**Exercise objective**
Scan the lines below for the word "take". Copy each line you find it in.
***
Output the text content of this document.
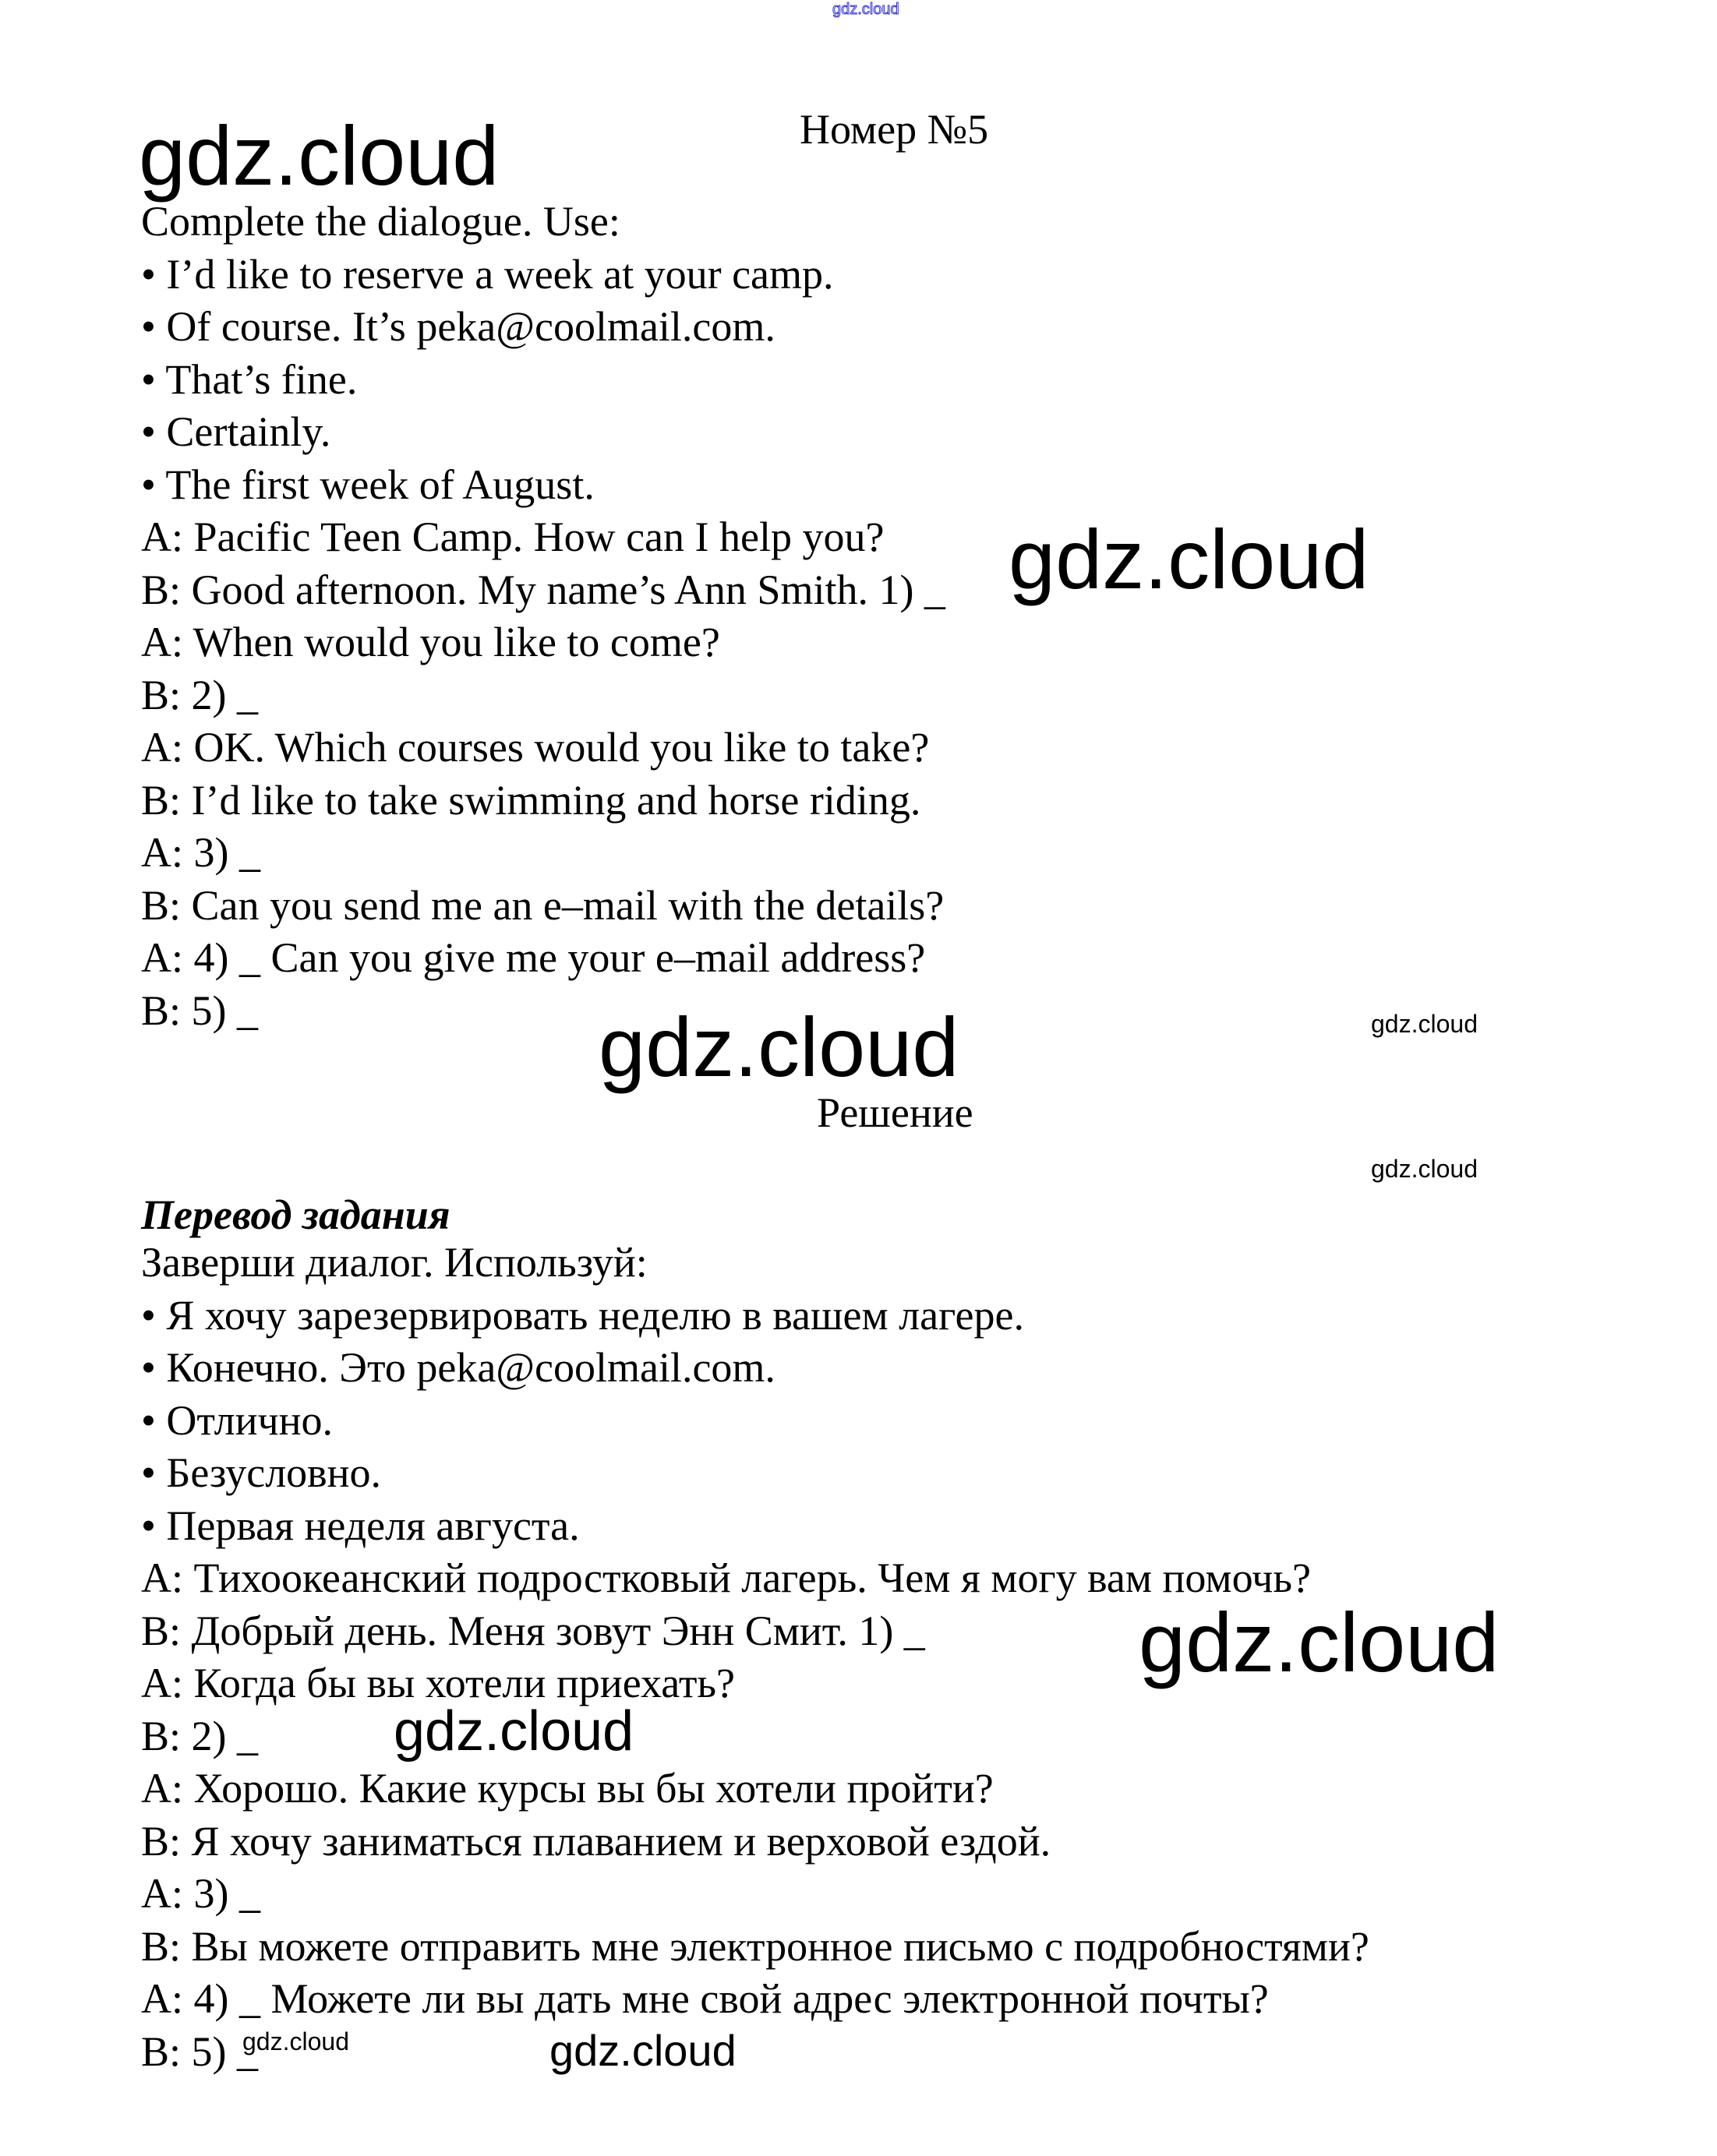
gdz.cloud
Номер №5
gdz.cloud
Complete the dialogue. Use:
• I’d like to reserve a week at your camp.
• Of course. It’s peka@coolmail.com.
• That’s fine.
• Certainly.
• The first week of August.
A: Pacific Teen Camp. How can I help you?
B: Good afternoon. My name’s Ann Smith. 1) _
A: When would you like to come?
B: 2) _
A: OK. Which courses would you like to take?
B: I’d like to take swimming and horse riding.
A: 3) _
B: Can you send me an e–mail with the details?
A: 4) _ Can you give me your e–mail address?
B: 5) _
gdz.cloud
gdz.cloud
gdz.cloud
Решение
gdz.cloud
Перевод задания
Заверши диалог. Используй:
• Я хочу зарезервировать неделю в вашем лагере.
• Конечно. Это peka@coolmail.com.
• Отлично.
• Безусловно.
• Первая неделя августа.
A: Тихоокеанский подростковый лагерь. Чем я могу вам помочь?
B: Добрый день. Меня зовут Энн Смит. 1) _
A: Когда бы вы хотели приехать?
B: 2) _
A: Хорошо. Какие курсы вы бы хотели пройти?
B: Я хочу заниматься плаванием и верховой ездой.
A: 3) _
B: Вы можете отправить мне электронное письмо с подробностями?
A: 4) _ Можете ли вы дать мне свой адрес электронной почты?
B: 5) _
gdz.cloud
gdz.cloud
gdz.cloud	gdz.cloud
***
**Result**
A: OK. Which courses would you like to take?
B: I’d like to take swimming and horse riding.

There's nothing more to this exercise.